Task instructions
Reproduce the records below exactly as they appear.

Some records
┌──

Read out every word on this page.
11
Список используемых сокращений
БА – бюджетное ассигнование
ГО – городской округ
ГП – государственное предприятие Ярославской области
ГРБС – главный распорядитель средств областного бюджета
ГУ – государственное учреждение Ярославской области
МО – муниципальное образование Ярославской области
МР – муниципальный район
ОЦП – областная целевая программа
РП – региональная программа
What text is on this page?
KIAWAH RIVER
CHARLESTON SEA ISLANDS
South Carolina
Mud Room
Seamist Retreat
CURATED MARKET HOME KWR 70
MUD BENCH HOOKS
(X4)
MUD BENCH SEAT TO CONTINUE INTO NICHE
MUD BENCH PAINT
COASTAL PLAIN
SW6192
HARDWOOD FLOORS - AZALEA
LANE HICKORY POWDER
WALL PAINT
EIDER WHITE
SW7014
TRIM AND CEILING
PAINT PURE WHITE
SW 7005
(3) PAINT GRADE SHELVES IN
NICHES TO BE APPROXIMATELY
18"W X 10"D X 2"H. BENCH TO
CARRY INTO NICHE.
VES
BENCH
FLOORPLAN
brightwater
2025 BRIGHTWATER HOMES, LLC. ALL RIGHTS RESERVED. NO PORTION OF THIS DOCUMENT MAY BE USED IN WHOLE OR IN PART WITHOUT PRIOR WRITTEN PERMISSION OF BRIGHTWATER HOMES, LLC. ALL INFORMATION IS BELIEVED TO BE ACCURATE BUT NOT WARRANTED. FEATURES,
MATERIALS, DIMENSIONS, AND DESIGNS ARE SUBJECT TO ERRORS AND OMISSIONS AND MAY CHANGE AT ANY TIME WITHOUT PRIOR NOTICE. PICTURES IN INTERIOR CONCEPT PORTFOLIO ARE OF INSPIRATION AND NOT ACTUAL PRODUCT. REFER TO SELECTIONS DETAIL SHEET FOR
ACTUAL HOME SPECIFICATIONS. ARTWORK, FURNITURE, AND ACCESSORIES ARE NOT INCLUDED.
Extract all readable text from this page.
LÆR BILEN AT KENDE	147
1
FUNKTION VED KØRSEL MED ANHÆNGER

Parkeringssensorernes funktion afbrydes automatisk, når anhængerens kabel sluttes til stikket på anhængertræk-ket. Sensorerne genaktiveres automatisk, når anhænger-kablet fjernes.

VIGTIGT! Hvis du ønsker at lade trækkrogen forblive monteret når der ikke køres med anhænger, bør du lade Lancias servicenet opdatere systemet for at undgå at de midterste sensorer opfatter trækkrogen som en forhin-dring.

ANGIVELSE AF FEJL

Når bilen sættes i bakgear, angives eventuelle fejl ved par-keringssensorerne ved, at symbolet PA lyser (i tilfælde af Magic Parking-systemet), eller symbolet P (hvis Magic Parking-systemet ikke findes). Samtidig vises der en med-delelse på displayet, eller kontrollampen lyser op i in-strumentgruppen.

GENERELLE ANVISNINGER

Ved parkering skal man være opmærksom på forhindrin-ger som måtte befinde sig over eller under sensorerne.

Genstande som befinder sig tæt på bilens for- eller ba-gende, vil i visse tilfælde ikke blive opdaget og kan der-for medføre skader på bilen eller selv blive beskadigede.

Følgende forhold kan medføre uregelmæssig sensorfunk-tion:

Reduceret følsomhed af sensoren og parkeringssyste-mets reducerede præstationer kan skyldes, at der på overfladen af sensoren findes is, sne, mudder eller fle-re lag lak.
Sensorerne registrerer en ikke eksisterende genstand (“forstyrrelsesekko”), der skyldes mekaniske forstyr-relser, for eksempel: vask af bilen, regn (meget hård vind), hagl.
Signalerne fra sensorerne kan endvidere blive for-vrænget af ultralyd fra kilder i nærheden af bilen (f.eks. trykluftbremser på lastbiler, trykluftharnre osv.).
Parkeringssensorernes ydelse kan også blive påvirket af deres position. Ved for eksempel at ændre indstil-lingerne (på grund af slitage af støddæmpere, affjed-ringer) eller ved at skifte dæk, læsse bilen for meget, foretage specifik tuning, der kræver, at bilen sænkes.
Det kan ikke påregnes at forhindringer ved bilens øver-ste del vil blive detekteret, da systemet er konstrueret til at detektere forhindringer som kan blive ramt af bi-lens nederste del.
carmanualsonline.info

└──

Answer for this exercise
Read out every word on this page.
11
Список используемых сокращений
БА – бюджетное ассигнование
ГО – городской округ
ГП – государственное предприятие Ярославской области
ГРБС – главный распорядитель средств областного бюджета
ГУ – государственное учреждение Ярославской области
МО – муниципальное образование Ярославской области
МР – муниципальный район
ОЦП – областная целевая программа
РП – региональная программа
What text is on this page?
KIAWAH RIVER
CHARLESTON SEA ISLANDS
South Carolina
Mud Room
Seamist Retreat
CURATED MARKET HOME KWR 70
MUD BENCH HOOKS
(X4)
MUD BENCH SEAT TO CONTINUE INTO NICHE
MUD BENCH PAINT
COASTAL PLAIN
SW6192
HARDWOOD FLOORS - AZALEA
LANE HICKORY POWDER
WALL PAINT
EIDER WHITE
SW7014
TRIM AND CEILING
PAINT PURE WHITE
SW 7005
(3) PAINT GRADE SHELVES IN
NICHES TO BE APPROXIMATELY
18"W X 10"D X 2"H. BENCH TO
CARRY INTO NICHE.
VES
BENCH
FLOORPLAN
brightwater
2025 BRIGHTWATER HOMES, LLC. ALL RIGHTS RESERVED. NO PORTION OF THIS DOCUMENT MAY BE USED IN WHOLE OR IN PART WITHOUT PRIOR WRITTEN PERMISSION OF BRIGHTWATER HOMES, LLC. ALL INFORMATION IS BELIEVED TO BE ACCURATE BUT NOT WARRANTED. FEATURES,
MATERIALS, DIMENSIONS, AND DESIGNS ARE SUBJECT TO ERRORS AND OMISSIONS AND MAY CHANGE AT ANY TIME WITHOUT PRIOR NOTICE. PICTURES IN INTERIOR CONCEPT PORTFOLIO ARE OF INSPIRATION AND NOT ACTUAL PRODUCT. REFER TO SELECTIONS DETAIL SHEET FOR
ACTUAL HOME SPECIFICATIONS. ARTWORK, FURNITURE, AND ACCESSORIES ARE NOT INCLUDED.
Extract all readable text from this page.
LÆR BILEN AT KENDE	147
1
FUNKTION VED KØRSEL MED ANHÆNGER

Parkeringssensorernes funktion afbrydes automatisk, når anhængerens kabel sluttes til stikket på anhængertræk-ket. Sensorerne genaktiveres automatisk, når anhænger-kablet fjernes.

VIGTIGT! Hvis du ønsker at lade trækkrogen forblive monteret når der ikke køres med anhænger, bør du lade Lancias servicenet opdatere systemet for at undgå at de midterste sensorer opfatter trækkrogen som en forhin-dring.

ANGIVELSE AF FEJL

Når bilen sættes i bakgear, angives eventuelle fejl ved par-keringssensorerne ved, at symbolet PA lyser (i tilfælde af Magic Parking-systemet), eller symbolet P (hvis Magic Parking-systemet ikke findes). Samtidig vises der en med-delelse på displayet, eller kontrollampen lyser op i in-strumentgruppen.

GENERELLE ANVISNINGER

Ved parkering skal man være opmærksom på forhindrin-ger som måtte befinde sig over eller under sensorerne.

Genstande som befinder sig tæt på bilens for- eller ba-gende, vil i visse tilfælde ikke blive opdaget og kan der-for medføre skader på bilen eller selv blive beskadigede.

Følgende forhold kan medføre uregelmæssig sensorfunk-tion:

Reduceret følsomhed af sensoren og parkeringssyste-mets reducerede præstationer kan skyldes, at der på overfladen af sensoren findes is, sne, mudder eller fle-re lag lak.
Sensorerne registrerer en ikke eksisterende genstand (“forstyrrelsesekko”), der skyldes mekaniske forstyr-relser, for eksempel: vask af bilen, regn (meget hård vind), hagl.
Signalerne fra sensorerne kan endvidere blive for-vrænget af ultralyd fra kilder i nærheden af bilen (f.eks. trykluftbremser på lastbiler, trykluftharnre osv.).
Parkeringssensorernes ydelse kan også blive påvirket af deres position. Ved for eksempel at ændre indstil-lingerne (på grund af slitage af støddæmpere, affjed-ringer) eller ved at skifte dæk, læsse bilen for meget, foretage specifik tuning, der kræver, at bilen sænkes.
Det kan ikke påregnes at forhindringer ved bilens øver-ste del vil blive detekteret, da systemet er konstrueret til at detektere forhindringer som kan blive ramt af bi-lens nederste del.
carmanualsonline.info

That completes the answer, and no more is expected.